Extracted records:
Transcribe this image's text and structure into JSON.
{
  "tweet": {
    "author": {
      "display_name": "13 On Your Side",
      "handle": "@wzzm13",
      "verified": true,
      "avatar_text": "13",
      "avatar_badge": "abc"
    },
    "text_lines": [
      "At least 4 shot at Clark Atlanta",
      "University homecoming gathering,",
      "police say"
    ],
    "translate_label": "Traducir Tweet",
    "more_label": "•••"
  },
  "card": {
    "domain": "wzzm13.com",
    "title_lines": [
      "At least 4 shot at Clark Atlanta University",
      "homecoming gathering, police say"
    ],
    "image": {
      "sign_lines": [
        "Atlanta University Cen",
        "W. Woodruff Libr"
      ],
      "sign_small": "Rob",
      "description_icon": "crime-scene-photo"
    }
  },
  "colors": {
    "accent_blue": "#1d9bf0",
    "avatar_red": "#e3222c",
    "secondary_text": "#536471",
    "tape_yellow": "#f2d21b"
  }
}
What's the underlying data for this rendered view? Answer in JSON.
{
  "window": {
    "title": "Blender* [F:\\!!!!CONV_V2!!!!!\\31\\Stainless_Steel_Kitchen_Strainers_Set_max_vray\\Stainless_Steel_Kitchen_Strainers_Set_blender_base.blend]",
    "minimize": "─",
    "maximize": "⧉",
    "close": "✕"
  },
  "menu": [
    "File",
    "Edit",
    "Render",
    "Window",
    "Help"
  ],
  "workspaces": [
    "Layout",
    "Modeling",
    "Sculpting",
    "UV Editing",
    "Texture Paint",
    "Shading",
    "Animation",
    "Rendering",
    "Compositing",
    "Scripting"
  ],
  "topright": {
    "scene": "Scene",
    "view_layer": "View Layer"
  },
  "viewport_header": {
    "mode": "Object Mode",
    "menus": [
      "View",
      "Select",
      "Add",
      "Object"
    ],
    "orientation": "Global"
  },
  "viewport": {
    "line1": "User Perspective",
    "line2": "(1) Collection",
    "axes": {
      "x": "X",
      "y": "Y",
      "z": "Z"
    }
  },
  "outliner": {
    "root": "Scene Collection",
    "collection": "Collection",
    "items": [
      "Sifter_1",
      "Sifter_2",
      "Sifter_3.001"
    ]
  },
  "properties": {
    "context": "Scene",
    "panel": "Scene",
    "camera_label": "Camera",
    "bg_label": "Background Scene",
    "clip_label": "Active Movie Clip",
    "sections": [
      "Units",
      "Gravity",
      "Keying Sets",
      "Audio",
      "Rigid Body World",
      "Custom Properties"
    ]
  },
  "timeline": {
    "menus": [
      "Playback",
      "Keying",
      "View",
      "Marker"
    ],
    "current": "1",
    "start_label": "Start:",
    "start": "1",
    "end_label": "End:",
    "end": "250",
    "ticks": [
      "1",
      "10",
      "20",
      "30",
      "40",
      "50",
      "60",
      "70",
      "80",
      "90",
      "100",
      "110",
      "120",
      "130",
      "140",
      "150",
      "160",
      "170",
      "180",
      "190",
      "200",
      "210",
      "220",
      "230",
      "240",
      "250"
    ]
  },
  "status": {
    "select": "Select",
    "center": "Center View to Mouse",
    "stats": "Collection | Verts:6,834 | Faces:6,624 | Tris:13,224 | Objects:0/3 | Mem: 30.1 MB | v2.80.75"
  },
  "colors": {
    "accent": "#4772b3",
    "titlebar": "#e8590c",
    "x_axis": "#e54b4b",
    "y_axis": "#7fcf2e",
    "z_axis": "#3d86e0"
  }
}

GIVEN INSTRUCTION: Write out the records shown above, exactly as they appear.

SOLUTION FOR THIS PROBLEM:
Transcribe this image's text and structure into JSON.
{
  "tweet": {
    "author": {
      "display_name": "13 On Your Side",
      "handle": "@wzzm13",
      "verified": true,
      "avatar_text": "13",
      "avatar_badge": "abc"
    },
    "text_lines": [
      "At least 4 shot at Clark Atlanta",
      "University homecoming gathering,",
      "police say"
    ],
    "translate_label": "Traducir Tweet",
    "more_label": "•••"
  },
  "card": {
    "domain": "wzzm13.com",
    "title_lines": [
      "At least 4 shot at Clark Atlanta University",
      "homecoming gathering, police say"
    ],
    "image": {
      "sign_lines": [
        "Atlanta University Cen",
        "W. Woodruff Libr"
      ],
      "sign_small": "Rob",
      "description_icon": "crime-scene-photo"
    }
  },
  "colors": {
    "accent_blue": "#1d9bf0",
    "avatar_red": "#e3222c",
    "secondary_text": "#536471",
    "tape_yellow": "#f2d21b"
  }
}
What's the underlying data for this rendered view? Answer in JSON.
{
  "window": {
    "title": "Blender* [F:\\!!!!CONV_V2!!!!!\\31\\Stainless_Steel_Kitchen_Strainers_Set_max_vray\\Stainless_Steel_Kitchen_Strainers_Set_blender_base.blend]",
    "minimize": "─",
    "maximize": "⧉",
    "close": "✕"
  },
  "menu": [
    "File",
    "Edit",
    "Render",
    "Window",
    "Help"
  ],
  "workspaces": [
    "Layout",
    "Modeling",
    "Sculpting",
    "UV Editing",
    "Texture Paint",
    "Shading",
    "Animation",
    "Rendering",
    "Compositing",
    "Scripting"
  ],
  "topright": {
    "scene": "Scene",
    "view_layer": "View Layer"
  },
  "viewport_header": {
    "mode": "Object Mode",
    "menus": [
      "View",
      "Select",
      "Add",
      "Object"
    ],
    "orientation": "Global"
  },
  "viewport": {
    "line1": "User Perspective",
    "line2": "(1) Collection",
    "axes": {
      "x": "X",
      "y": "Y",
      "z": "Z"
    }
  },
  "outliner": {
    "root": "Scene Collection",
    "collection": "Collection",
    "items": [
      "Sifter_1",
      "Sifter_2",
      "Sifter_3.001"
    ]
  },
  "properties": {
    "context": "Scene",
    "panel": "Scene",
    "camera_label": "Camera",
    "bg_label": "Background Scene",
    "clip_label": "Active Movie Clip",
    "sections": [
      "Units",
      "Gravity",
      "Keying Sets",
      "Audio",
      "Rigid Body World",
      "Custom Properties"
    ]
  },
  "timeline": {
    "menus": [
      "Playback",
      "Keying",
      "View",
      "Marker"
    ],
    "current": "1",
    "start_label": "Start:",
    "start": "1",
    "end_label": "End:",
    "end": "250",
    "ticks": [
      "1",
      "10",
      "20",
      "30",
      "40",
      "50",
      "60",
      "70",
      "80",
      "90",
      "100",
      "110",
      "120",
      "130",
      "140",
      "150",
      "160",
      "170",
      "180",
      "190",
      "200",
      "210",
      "220",
      "230",
      "240",
      "250"
    ]
  },
  "status": {
    "select": "Select",
    "center": "Center View to Mouse",
    "stats": "Collection | Verts:6,834 | Faces:6,624 | Tris:13,224 | Objects:0/3 | Mem: 30.1 MB | v2.80.75"
  },
  "colors": {
    "accent": "#4772b3",
    "titlebar": "#e8590c",
    "x_axis": "#e54b4b",
    "y_axis": "#7fcf2e",
    "z_axis": "#3d86e0"
  }
}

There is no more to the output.